- **Request**: Scan the entries below for the word "title". Copy each line that has it.

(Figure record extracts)
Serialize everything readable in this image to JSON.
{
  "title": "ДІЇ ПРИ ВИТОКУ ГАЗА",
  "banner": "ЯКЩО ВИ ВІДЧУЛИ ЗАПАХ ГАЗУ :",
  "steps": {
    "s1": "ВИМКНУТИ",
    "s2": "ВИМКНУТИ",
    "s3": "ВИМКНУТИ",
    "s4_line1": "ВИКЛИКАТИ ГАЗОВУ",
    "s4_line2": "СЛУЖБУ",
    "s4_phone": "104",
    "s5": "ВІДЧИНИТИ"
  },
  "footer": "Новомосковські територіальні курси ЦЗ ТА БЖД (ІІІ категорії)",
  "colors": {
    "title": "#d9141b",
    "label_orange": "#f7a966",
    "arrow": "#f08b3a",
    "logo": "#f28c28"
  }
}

- **Answer to the problem**:
  "title": "ДІЇ ПРИ ВИТОКУ ГАЗА",
    "title": "#d9141b",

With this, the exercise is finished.